• WHAT YOU NEED TO DO
A verbatim copy of all the data is required; the pictures should not appear in it.

Document text records
################
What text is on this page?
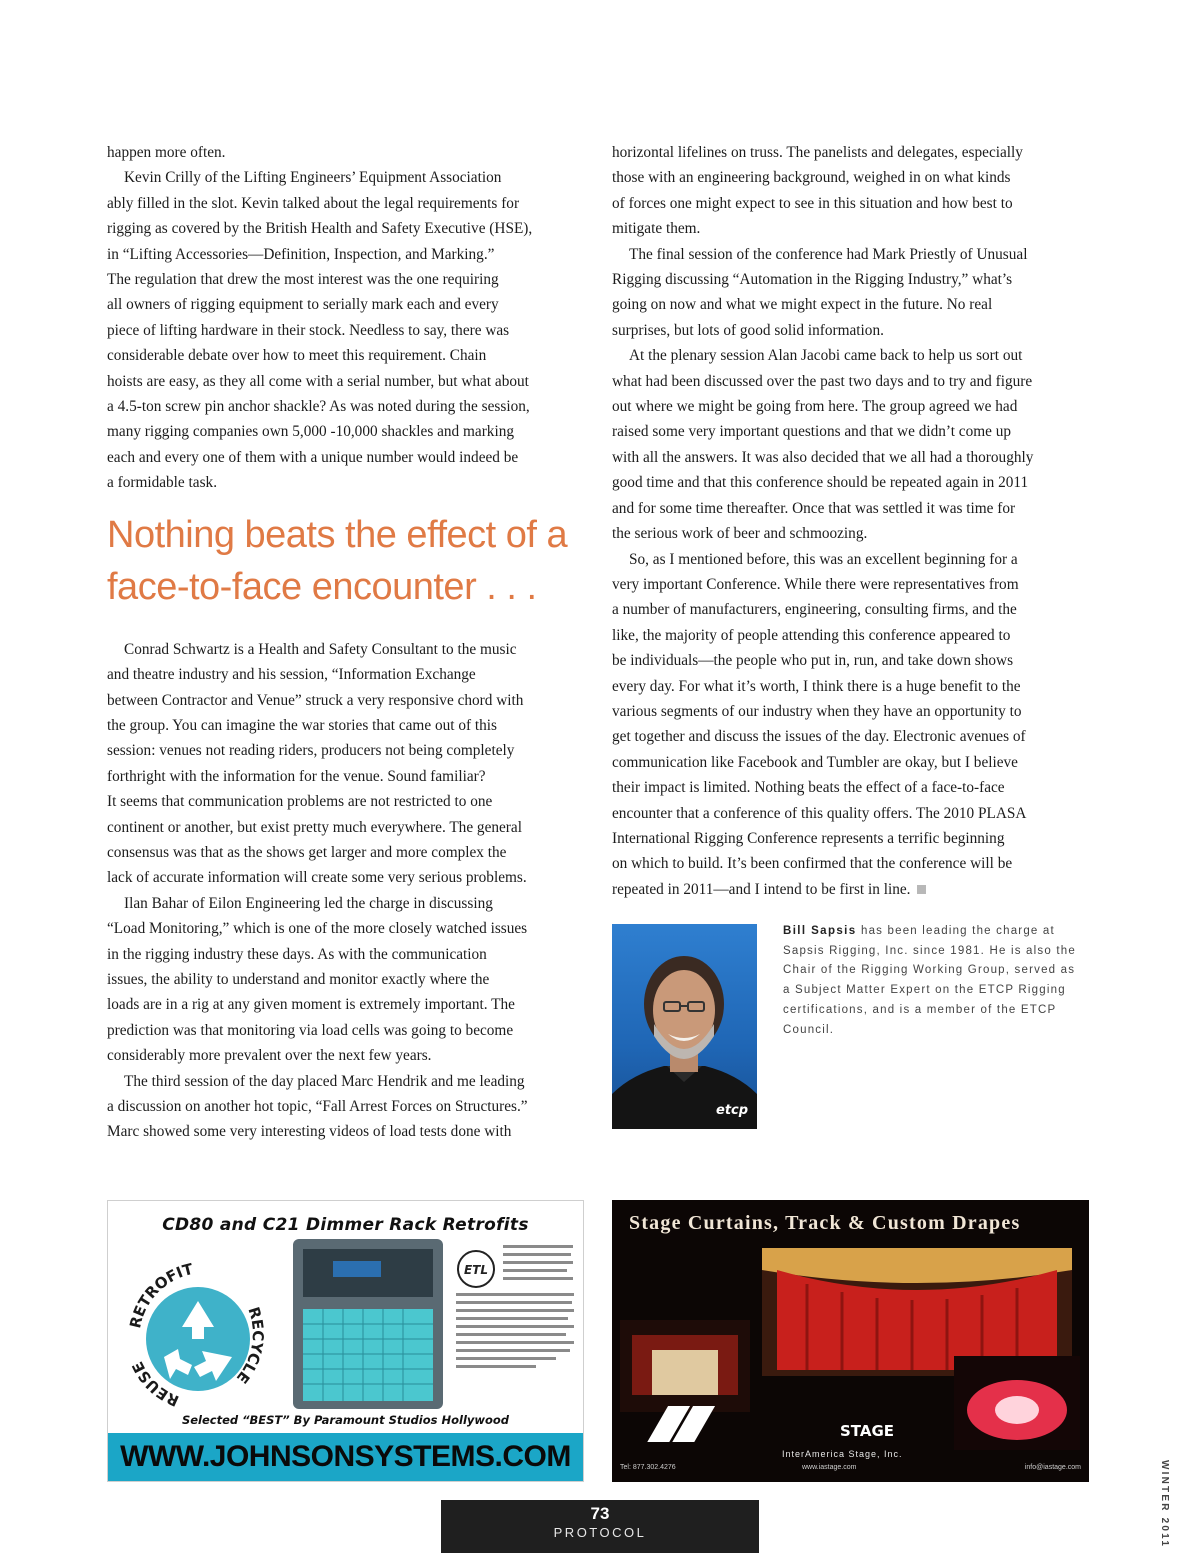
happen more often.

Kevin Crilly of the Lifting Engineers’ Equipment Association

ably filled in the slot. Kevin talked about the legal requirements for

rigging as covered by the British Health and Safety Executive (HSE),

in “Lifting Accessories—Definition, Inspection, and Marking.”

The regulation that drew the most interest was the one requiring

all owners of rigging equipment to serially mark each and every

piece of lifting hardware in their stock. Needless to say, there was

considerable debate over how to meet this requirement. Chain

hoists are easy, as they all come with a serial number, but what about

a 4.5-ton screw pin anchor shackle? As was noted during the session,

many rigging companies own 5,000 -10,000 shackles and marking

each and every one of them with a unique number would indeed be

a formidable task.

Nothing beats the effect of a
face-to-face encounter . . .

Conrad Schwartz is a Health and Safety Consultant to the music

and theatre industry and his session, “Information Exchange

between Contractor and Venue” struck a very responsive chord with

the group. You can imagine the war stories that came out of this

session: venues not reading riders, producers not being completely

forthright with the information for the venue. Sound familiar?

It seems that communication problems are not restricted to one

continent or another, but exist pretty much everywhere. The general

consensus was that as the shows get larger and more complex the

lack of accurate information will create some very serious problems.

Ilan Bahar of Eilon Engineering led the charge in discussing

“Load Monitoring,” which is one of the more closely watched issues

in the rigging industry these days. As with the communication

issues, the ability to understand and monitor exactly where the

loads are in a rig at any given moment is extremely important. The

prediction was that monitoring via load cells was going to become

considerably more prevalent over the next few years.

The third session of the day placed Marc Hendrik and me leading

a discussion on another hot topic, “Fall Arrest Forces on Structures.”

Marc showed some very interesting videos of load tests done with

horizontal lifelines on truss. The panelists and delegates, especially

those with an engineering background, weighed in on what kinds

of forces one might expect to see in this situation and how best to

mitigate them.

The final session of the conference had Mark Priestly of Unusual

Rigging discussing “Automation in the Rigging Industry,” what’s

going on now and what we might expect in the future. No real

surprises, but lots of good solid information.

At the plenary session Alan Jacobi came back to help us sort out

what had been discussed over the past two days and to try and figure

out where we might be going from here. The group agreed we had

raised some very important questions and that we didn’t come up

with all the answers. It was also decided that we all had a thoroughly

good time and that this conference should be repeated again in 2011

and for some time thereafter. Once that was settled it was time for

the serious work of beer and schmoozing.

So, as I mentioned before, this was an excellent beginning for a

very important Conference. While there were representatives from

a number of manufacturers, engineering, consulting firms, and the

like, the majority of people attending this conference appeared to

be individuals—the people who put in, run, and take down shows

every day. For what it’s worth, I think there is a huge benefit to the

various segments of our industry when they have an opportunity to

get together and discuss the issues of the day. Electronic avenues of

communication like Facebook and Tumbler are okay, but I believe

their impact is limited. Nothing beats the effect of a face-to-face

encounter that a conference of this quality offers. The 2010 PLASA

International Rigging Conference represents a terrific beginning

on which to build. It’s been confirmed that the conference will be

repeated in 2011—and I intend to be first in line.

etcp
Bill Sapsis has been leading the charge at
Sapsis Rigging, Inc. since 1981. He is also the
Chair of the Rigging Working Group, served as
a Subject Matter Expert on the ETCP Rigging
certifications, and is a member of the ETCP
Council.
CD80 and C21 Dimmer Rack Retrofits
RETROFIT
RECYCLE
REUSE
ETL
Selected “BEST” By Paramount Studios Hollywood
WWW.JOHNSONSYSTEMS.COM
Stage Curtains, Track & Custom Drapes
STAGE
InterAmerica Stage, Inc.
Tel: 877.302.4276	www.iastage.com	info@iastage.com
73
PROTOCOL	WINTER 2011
################
• SOLUTION FOR THIS EXERCISE
What text is on this page?
happen more often.

Kevin Crilly of the Lifting Engineers’ Equipment Association

ably filled in the slot. Kevin talked about the legal requirements for

rigging as covered by the British Health and Safety Executive (HSE),

in “Lifting Accessories—Definition, Inspection, and Marking.”

The regulation that drew the most interest was the one requiring

all owners of rigging equipment to serially mark each and every

piece of lifting hardware in their stock. Needless to say, there was

considerable debate over how to meet this requirement. Chain

hoists are easy, as they all come with a serial number, but what about

a 4.5-ton screw pin anchor shackle? As was noted during the session,

many rigging companies own 5,000 -10,000 shackles and marking

each and every one of them with a unique number would indeed be

a formidable task.

Nothing beats the effect of a
face-to-face encounter . . .

Conrad Schwartz is a Health and Safety Consultant to the music

and theatre industry and his session, “Information Exchange

between Contractor and Venue” struck a very responsive chord with

the group. You can imagine the war stories that came out of this

session: venues not reading riders, producers not being completely

forthright with the information for the venue. Sound familiar?

It seems that communication problems are not restricted to one

continent or another, but exist pretty much everywhere. The general

consensus was that as the shows get larger and more complex the

lack of accurate information will create some very serious problems.

Ilan Bahar of Eilon Engineering led the charge in discussing

“Load Monitoring,” which is one of the more closely watched issues

in the rigging industry these days. As with the communication

issues, the ability to understand and monitor exactly where the

loads are in a rig at any given moment is extremely important. The

prediction was that monitoring via load cells was going to become

considerably more prevalent over the next few years.

The third session of the day placed Marc Hendrik and me leading

a discussion on another hot topic, “Fall Arrest Forces on Structures.”

Marc showed some very interesting videos of load tests done with

horizontal lifelines on truss. The panelists and delegates, especially

those with an engineering background, weighed in on what kinds

of forces one might expect to see in this situation and how best to

mitigate them.

The final session of the conference had Mark Priestly of Unusual

Rigging discussing “Automation in the Rigging Industry,” what’s

going on now and what we might expect in the future. No real

surprises, but lots of good solid information.

At the plenary session Alan Jacobi came back to help us sort out

what had been discussed over the past two days and to try and figure

out where we might be going from here. The group agreed we had

raised some very important questions and that we didn’t come up

with all the answers. It was also decided that we all had a thoroughly

good time and that this conference should be repeated again in 2011

and for some time thereafter. Once that was settled it was time for

the serious work of beer and schmoozing.

So, as I mentioned before, this was an excellent beginning for a

very important Conference. While there were representatives from

a number of manufacturers, engineering, consulting firms, and the

like, the majority of people attending this conference appeared to

be individuals—the people who put in, run, and take down shows

every day. For what it’s worth, I think there is a huge benefit to the

various segments of our industry when they have an opportunity to

get together and discuss the issues of the day. Electronic avenues of

communication like Facebook and Tumbler are okay, but I believe

their impact is limited. Nothing beats the effect of a face-to-face

encounter that a conference of this quality offers. The 2010 PLASA

International Rigging Conference represents a terrific beginning

on which to build. It’s been confirmed that the conference will be

repeated in 2011—and I intend to be first in line.

etcp
Bill Sapsis has been leading the charge at
Sapsis Rigging, Inc. since 1981. He is also the
Chair of the Rigging Working Group, served as
a Subject Matter Expert on the ETCP Rigging
certifications, and is a member of the ETCP
Council.
CD80 and C21 Dimmer Rack Retrofits
RETROFIT
RECYCLE
REUSE
ETL
Selected “BEST” By Paramount Studios Hollywood
WWW.JOHNSONSYSTEMS.COM
Stage Curtains, Track & Custom Drapes
STAGE
InterAmerica Stage, Inc.
Tel: 877.302.4276	www.iastage.com	info@iastage.com
73
PROTOCOL	WINTER 2011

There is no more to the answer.